_GOAL_
Reproduce every one of the following records verbatim, changing nothing.

# START OF EXCERPTED DATA

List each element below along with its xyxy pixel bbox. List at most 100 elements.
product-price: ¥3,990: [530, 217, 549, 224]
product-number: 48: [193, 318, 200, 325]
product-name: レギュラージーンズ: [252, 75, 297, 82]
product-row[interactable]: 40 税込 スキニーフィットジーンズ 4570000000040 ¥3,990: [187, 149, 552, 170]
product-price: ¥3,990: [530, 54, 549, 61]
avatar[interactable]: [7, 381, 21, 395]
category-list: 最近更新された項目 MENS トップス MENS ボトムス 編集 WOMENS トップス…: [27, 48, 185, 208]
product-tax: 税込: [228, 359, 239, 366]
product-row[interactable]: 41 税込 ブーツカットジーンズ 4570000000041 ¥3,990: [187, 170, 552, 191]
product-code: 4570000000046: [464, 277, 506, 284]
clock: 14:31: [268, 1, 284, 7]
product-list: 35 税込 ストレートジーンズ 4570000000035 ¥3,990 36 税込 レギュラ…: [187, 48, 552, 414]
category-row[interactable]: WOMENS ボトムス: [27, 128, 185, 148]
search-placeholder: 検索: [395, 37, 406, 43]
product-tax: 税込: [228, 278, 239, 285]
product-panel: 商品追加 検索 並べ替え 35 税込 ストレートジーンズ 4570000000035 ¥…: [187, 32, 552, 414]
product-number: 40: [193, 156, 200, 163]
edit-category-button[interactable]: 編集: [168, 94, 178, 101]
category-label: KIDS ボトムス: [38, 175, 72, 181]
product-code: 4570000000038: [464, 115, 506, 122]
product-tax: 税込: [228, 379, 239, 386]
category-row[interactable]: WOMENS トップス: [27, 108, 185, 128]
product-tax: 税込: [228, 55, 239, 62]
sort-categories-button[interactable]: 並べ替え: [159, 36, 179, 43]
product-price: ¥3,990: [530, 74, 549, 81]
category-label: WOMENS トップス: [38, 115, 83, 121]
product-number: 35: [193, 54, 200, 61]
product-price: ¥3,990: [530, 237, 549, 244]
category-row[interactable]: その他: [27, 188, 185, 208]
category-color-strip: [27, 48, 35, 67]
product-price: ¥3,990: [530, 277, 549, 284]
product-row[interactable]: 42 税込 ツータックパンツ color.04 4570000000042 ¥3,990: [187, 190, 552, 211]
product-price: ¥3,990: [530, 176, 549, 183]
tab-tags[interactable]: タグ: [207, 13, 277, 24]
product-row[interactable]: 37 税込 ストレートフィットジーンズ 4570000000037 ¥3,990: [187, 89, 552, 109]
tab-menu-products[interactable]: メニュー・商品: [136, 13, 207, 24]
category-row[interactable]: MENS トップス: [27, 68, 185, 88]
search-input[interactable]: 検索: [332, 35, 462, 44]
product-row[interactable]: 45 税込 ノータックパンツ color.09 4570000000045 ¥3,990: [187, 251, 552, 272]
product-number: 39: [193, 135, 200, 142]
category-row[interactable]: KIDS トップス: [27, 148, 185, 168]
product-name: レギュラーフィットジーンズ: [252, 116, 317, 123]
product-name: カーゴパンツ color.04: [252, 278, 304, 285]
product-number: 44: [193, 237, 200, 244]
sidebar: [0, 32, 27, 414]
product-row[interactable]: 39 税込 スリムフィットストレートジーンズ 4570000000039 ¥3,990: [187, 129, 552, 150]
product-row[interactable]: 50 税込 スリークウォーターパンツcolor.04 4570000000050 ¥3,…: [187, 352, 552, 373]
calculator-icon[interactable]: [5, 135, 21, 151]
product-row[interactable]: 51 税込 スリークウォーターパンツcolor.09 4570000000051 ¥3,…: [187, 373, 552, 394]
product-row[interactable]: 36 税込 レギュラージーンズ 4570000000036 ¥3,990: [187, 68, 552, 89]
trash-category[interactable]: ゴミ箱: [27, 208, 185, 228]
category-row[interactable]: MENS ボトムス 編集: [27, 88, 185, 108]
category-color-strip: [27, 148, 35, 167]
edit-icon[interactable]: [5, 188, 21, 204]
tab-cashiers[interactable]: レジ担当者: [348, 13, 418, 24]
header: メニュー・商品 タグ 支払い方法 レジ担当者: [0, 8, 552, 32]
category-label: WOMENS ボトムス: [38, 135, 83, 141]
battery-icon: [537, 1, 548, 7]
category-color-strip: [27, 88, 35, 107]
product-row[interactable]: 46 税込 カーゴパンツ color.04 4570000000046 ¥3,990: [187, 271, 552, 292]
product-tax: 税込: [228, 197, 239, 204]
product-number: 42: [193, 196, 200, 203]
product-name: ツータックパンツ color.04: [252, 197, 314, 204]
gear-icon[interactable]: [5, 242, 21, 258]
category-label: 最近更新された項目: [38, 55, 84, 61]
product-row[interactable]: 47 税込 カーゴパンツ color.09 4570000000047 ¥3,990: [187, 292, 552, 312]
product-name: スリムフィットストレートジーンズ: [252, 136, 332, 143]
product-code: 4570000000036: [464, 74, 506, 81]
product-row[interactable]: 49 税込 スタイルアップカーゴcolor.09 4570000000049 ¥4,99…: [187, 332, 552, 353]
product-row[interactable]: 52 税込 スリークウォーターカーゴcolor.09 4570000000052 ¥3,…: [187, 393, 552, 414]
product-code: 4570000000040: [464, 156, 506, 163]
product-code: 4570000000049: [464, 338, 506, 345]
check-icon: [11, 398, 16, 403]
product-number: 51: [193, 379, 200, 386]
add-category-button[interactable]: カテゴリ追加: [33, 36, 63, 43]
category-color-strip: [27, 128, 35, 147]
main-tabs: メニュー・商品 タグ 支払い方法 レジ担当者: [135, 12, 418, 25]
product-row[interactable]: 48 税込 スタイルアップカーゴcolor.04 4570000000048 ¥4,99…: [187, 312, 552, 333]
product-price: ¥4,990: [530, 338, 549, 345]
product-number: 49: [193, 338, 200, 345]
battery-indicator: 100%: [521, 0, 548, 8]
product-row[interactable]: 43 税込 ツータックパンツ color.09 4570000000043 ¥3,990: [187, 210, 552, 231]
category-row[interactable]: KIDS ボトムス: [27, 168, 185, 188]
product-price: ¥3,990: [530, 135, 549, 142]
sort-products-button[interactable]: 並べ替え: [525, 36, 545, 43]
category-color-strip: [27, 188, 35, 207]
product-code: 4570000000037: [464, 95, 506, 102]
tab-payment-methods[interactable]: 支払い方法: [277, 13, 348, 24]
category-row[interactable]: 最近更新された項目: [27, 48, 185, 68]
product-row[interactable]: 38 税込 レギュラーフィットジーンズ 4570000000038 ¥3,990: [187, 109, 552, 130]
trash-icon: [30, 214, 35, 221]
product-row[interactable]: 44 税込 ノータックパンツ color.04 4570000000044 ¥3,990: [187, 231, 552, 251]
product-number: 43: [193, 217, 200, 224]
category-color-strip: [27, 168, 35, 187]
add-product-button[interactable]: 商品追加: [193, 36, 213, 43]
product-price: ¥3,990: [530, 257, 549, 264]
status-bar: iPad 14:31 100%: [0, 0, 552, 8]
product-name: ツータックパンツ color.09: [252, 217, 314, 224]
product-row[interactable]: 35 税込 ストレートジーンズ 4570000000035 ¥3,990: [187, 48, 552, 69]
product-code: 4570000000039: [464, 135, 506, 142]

# END OF EXCERPTED DATA

_SOLUTION TO THIS TASK_
List each element below along with its xyxy pixel bbox. List at most 100 elements.
product-price: ¥3,990: [530, 217, 549, 224]
product-number: 48: [193, 318, 200, 325]
product-name: レギュラージーンズ: [252, 75, 297, 82]
product-row[interactable]: 40 税込 スキニーフィットジーンズ 4570000000040 ¥3,990: [187, 149, 552, 170]
product-price: ¥3,990: [530, 54, 549, 61]
avatar[interactable]: [7, 381, 21, 395]
category-list: 最近更新された項目 MENS トップス MENS ボトムス 編集 WOMENS トップス…: [27, 48, 185, 208]
product-tax: 税込: [228, 359, 239, 366]
product-row[interactable]: 41 税込 ブーツカットジーンズ 4570000000041 ¥3,990: [187, 170, 552, 191]
product-code: 4570000000046: [464, 277, 506, 284]
clock: 14:31: [268, 1, 284, 7]
product-list: 35 税込 ストレートジーンズ 4570000000035 ¥3,990 36 税込 レギュラ…: [187, 48, 552, 414]
category-row[interactable]: WOMENS ボトムス: [27, 128, 185, 148]
search-placeholder: 検索: [395, 37, 406, 43]
product-tax: 税込: [228, 278, 239, 285]
product-panel: 商品追加 検索 並べ替え 35 税込 ストレートジーンズ 4570000000035 ¥…: [187, 32, 552, 414]
product-number: 40: [193, 156, 200, 163]
edit-category-button[interactable]: 編集: [168, 94, 178, 101]
category-label: KIDS ボトムス: [38, 175, 72, 181]
product-code: 4570000000038: [464, 115, 506, 122]
product-tax: 税込: [228, 379, 239, 386]
category-row[interactable]: WOMENS トップス: [27, 108, 185, 128]
product-tax: 税込: [228, 55, 239, 62]
sort-categories-button[interactable]: 並べ替え: [159, 36, 179, 43]
product-price: ¥3,990: [530, 74, 549, 81]
category-label: WOMENS トップス: [38, 115, 83, 121]
product-number: 35: [193, 54, 200, 61]
product-price: ¥3,990: [530, 237, 549, 244]
category-row[interactable]: その他: [27, 188, 185, 208]
category-color-strip: [27, 48, 35, 67]
product-price: ¥3,990: [530, 277, 549, 284]
product-row[interactable]: 42 税込 ツータックパンツ color.04 4570000000042 ¥3,990: [187, 190, 552, 211]
product-price: ¥3,990: [530, 176, 549, 183]
tab-tags[interactable]: タグ: [207, 13, 277, 24]
product-row[interactable]: 37 税込 ストレートフィットジーンズ 4570000000037 ¥3,990: [187, 89, 552, 109]
tab-menu-products[interactable]: メニュー・商品: [136, 13, 207, 24]
category-row[interactable]: MENS トップス: [27, 68, 185, 88]
search-input[interactable]: 検索: [332, 35, 462, 44]
product-row[interactable]: 45 税込 ノータックパンツ color.09 4570000000045 ¥3,990: [187, 251, 552, 272]
product-number: 39: [193, 135, 200, 142]
category-row[interactable]: KIDS トップス: [27, 148, 185, 168]
product-name: レギュラーフィットジーンズ: [252, 116, 317, 123]
product-name: カーゴパンツ color.04: [252, 278, 304, 285]
product-number: 44: [193, 237, 200, 244]
sidebar: [0, 32, 27, 414]
product-row[interactable]: 39 税込 スリムフィットストレートジーンズ 4570000000039 ¥3,990: [187, 129, 552, 150]
product-row[interactable]: 50 税込 スリークウォーターパンツcolor.04 4570000000050 ¥3,…: [187, 352, 552, 373]
calculator-icon[interactable]: [5, 135, 21, 151]
product-row[interactable]: 51 税込 スリークウォーターパンツcolor.09 4570000000051 ¥3,…: [187, 373, 552, 394]
product-row[interactable]: 36 税込 レギュラージーンズ 4570000000036 ¥3,990: [187, 68, 552, 89]
trash-category[interactable]: ゴミ箱: [27, 208, 185, 228]
category-row[interactable]: MENS ボトムス 編集: [27, 88, 185, 108]
category-color-strip: [27, 148, 35, 167]
edit-icon[interactable]: [5, 188, 21, 204]
tab-cashiers[interactable]: レジ担当者: [348, 13, 418, 24]
header: メニュー・商品 タグ 支払い方法 レジ担当者: [0, 8, 552, 32]
category-label: WOMENS ボトムス: [38, 135, 83, 141]
battery-icon: [537, 1, 548, 7]
category-color-strip: [27, 88, 35, 107]
product-row[interactable]: 46 税込 カーゴパンツ color.04 4570000000046 ¥3,990: [187, 271, 552, 292]
product-tax: 税込: [228, 197, 239, 204]
product-number: 42: [193, 196, 200, 203]
product-name: ツータックパンツ color.04: [252, 197, 314, 204]
gear-icon[interactable]: [5, 242, 21, 258]
category-label: 最近更新された項目: [38, 55, 84, 61]
product-row[interactable]: 47 税込 カーゴパンツ color.09 4570000000047 ¥3,990: [187, 292, 552, 312]
product-name: スリムフィットストレートジーンズ: [252, 136, 332, 143]
product-code: 4570000000036: [464, 74, 506, 81]
product-row[interactable]: 49 税込 スタイルアップカーゴcolor.09 4570000000049 ¥4,99…: [187, 332, 552, 353]
product-row[interactable]: 52 税込 スリークウォーターカーゴcolor.09 4570000000052 ¥3,…: [187, 393, 552, 414]
product-code: 4570000000040: [464, 156, 506, 163]
product-code: 4570000000049: [464, 338, 506, 345]
check-icon: [11, 398, 16, 403]
product-number: 51: [193, 379, 200, 386]
add-category-button[interactable]: カテゴリ追加: [33, 36, 63, 43]
category-color-strip: [27, 128, 35, 147]
main-tabs: メニュー・商品 タグ 支払い方法 レジ担当者: [135, 12, 418, 25]
product-row[interactable]: 48 税込 スタイルアップカーゴcolor.04 4570000000048 ¥4,99…: [187, 312, 552, 333]
product-price: ¥4,990: [530, 338, 549, 345]
product-number: 49: [193, 338, 200, 345]
battery-indicator: 100%: [521, 0, 548, 8]
product-row[interactable]: 43 税込 ツータックパンツ color.09 4570000000043 ¥3,990: [187, 210, 552, 231]
category-row[interactable]: KIDS ボトムス: [27, 168, 185, 188]
product-price: ¥3,990: [530, 135, 549, 142]
sort-products-button[interactable]: 並べ替え: [525, 36, 545, 43]
category-color-strip: [27, 188, 35, 207]
product-code: 4570000000037: [464, 95, 506, 102]
tab-payment-methods[interactable]: 支払い方法: [277, 13, 348, 24]
category-row[interactable]: 最近更新された項目: [27, 48, 185, 68]
product-row[interactable]: 38 税込 レギュラーフィットジーンズ 4570000000038 ¥3,990: [187, 109, 552, 130]
trash-icon: [30, 214, 35, 221]
product-row[interactable]: 44 税込 ノータックパンツ color.04 4570000000044 ¥3,990: [187, 231, 552, 251]
product-number: 43: [193, 217, 200, 224]
category-color-strip: [27, 168, 35, 187]
add-product-button[interactable]: 商品追加: [193, 36, 213, 43]
product-price: ¥3,990: [530, 257, 549, 264]
status-bar: iPad 14:31 100%: [0, 0, 552, 8]
product-name: ツータックパンツ color.09: [252, 217, 314, 224]
product-row[interactable]: 35 税込 ストレートジーンズ 4570000000035 ¥3,990: [187, 48, 552, 69]
product-code: 4570000000039: [464, 135, 506, 142]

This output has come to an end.